*YOUR TASK*
Rewrite everything from the start of the material down to the line containing "axis-tick xyxy=(284,372,286,377)", substituting "track-row" for "row-track" and leaving all else unchanged.

[Excerpt from a dataset]
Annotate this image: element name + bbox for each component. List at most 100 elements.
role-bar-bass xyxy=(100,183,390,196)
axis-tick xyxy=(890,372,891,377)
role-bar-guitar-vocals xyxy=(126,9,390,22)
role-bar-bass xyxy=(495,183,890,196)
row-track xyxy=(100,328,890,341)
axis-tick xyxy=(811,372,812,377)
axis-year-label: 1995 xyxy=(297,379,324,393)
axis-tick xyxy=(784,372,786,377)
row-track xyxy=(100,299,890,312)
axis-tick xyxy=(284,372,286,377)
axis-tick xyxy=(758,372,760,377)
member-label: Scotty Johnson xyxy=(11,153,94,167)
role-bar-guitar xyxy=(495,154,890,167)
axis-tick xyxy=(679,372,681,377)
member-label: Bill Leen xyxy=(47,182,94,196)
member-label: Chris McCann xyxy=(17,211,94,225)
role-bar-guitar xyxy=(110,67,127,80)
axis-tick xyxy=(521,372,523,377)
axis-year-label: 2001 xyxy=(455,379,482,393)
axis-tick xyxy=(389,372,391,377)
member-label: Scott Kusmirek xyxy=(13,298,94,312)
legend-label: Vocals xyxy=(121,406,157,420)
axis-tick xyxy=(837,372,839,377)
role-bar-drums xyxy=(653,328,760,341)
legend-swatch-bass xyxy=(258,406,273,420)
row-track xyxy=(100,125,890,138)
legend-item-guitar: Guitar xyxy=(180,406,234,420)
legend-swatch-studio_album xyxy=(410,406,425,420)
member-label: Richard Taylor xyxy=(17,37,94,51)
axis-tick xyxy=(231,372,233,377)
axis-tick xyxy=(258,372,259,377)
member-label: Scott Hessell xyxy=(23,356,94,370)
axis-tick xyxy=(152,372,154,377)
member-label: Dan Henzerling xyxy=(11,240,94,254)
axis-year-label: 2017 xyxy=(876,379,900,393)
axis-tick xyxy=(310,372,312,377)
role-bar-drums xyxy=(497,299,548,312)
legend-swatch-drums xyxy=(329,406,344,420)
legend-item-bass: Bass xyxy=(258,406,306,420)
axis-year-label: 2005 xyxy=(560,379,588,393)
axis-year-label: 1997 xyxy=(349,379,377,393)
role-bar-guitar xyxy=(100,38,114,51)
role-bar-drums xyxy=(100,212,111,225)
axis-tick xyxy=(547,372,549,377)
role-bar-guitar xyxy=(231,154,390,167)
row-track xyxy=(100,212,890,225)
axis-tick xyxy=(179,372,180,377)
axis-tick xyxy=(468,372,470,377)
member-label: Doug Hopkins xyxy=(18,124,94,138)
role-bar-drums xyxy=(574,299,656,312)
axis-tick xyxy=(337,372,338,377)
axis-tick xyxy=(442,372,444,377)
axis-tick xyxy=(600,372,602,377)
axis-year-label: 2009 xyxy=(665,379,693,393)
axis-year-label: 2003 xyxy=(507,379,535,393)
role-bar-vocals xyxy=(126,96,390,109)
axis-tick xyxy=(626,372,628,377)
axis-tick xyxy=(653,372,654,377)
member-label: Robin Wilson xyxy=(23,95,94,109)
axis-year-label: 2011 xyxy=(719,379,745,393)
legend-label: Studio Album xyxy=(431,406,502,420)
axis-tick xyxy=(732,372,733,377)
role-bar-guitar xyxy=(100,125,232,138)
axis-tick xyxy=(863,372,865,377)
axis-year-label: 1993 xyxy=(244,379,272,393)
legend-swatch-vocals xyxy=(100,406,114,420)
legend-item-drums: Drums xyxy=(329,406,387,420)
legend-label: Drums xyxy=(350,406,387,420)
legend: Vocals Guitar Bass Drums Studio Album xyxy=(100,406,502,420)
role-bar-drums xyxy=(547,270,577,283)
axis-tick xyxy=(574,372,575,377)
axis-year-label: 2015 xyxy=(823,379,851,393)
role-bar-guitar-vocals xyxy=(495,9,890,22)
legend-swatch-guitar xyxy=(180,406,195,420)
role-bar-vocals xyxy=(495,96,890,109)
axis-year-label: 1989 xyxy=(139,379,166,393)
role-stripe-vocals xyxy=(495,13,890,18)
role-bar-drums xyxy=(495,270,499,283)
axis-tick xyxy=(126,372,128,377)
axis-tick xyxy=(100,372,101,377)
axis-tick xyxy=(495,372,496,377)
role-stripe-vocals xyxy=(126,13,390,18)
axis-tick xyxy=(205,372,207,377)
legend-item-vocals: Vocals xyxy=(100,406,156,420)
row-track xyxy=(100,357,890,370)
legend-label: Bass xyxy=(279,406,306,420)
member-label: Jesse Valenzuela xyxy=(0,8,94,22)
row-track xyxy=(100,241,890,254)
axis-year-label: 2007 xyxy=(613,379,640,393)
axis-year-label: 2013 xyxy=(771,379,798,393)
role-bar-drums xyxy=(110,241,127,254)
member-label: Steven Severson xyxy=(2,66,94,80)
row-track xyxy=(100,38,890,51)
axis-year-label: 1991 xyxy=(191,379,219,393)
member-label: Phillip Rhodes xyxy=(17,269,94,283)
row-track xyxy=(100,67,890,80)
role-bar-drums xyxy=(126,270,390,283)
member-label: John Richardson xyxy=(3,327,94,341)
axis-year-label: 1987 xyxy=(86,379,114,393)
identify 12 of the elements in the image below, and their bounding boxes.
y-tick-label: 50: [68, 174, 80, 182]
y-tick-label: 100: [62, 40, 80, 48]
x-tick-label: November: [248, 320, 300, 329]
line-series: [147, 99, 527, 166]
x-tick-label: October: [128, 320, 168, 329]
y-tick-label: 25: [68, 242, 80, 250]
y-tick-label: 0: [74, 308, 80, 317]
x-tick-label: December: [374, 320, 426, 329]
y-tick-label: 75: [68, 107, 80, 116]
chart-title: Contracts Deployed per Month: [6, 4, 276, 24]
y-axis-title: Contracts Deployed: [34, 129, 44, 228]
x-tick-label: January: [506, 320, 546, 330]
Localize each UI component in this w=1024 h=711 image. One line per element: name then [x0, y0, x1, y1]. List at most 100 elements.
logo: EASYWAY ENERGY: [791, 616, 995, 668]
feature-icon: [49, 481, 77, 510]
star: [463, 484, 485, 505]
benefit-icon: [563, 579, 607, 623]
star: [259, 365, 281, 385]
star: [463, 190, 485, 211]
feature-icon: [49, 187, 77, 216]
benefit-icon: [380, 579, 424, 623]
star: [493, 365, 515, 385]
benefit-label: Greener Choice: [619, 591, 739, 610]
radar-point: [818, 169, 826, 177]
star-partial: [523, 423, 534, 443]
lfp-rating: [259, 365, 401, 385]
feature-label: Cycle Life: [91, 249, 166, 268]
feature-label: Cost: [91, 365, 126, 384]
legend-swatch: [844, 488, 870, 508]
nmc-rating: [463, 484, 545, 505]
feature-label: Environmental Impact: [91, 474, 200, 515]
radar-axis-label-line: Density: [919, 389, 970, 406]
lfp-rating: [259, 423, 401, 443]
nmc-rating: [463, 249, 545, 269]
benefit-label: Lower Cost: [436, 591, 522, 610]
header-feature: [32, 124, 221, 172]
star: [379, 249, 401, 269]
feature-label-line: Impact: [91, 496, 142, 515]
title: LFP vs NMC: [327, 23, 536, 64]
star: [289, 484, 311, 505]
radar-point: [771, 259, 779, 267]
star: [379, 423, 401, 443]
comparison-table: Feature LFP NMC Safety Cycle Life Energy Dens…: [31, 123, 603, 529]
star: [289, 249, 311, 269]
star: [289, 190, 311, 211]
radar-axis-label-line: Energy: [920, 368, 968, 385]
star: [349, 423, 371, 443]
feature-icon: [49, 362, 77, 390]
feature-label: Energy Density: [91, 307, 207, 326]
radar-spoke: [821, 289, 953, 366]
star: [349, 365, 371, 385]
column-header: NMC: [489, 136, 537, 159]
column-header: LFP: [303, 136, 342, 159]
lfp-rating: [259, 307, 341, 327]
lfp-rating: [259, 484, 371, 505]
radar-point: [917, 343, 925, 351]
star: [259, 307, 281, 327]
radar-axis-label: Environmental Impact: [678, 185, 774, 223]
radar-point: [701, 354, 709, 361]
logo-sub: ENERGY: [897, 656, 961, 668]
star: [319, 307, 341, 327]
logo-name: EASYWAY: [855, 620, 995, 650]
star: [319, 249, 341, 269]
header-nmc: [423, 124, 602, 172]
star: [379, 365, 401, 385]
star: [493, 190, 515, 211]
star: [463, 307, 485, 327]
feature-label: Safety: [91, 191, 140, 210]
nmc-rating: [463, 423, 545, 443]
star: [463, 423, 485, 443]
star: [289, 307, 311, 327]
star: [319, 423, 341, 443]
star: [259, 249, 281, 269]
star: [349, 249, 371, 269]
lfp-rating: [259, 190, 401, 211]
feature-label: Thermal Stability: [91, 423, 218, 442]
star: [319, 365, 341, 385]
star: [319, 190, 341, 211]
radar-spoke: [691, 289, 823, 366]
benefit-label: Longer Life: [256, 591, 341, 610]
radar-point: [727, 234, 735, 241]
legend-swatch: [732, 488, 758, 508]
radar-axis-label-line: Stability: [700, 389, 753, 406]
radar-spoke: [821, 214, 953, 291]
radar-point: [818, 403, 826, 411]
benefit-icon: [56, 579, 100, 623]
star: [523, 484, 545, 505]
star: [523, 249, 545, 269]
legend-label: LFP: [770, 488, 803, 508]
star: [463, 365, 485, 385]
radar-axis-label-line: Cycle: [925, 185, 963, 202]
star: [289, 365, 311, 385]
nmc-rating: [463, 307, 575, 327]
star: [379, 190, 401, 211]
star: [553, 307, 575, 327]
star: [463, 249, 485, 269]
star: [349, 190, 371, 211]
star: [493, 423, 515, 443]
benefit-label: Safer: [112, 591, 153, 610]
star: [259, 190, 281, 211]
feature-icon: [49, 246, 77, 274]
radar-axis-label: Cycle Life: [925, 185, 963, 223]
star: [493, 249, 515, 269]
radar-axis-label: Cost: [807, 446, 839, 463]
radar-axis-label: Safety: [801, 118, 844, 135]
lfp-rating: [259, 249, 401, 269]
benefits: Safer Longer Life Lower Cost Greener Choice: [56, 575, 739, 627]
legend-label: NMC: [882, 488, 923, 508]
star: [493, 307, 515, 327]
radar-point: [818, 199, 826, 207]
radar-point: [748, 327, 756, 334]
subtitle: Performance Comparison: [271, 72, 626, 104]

*RESPONSE BELOW*
Annotate this image: element name + bbox for each component. List at most 100 elements.
role-bar-bass xyxy=(100,183,390,196)
axis-tick xyxy=(890,372,891,377)
role-bar-guitar-vocals xyxy=(126,9,390,22)
role-bar-bass xyxy=(495,183,890,196)
track-row xyxy=(100,328,890,341)
axis-tick xyxy=(811,372,812,377)
axis-year-label: 1995 xyxy=(297,379,324,393)
axis-tick xyxy=(784,372,786,377)
track-row xyxy=(100,299,890,312)
axis-tick xyxy=(284,372,286,377)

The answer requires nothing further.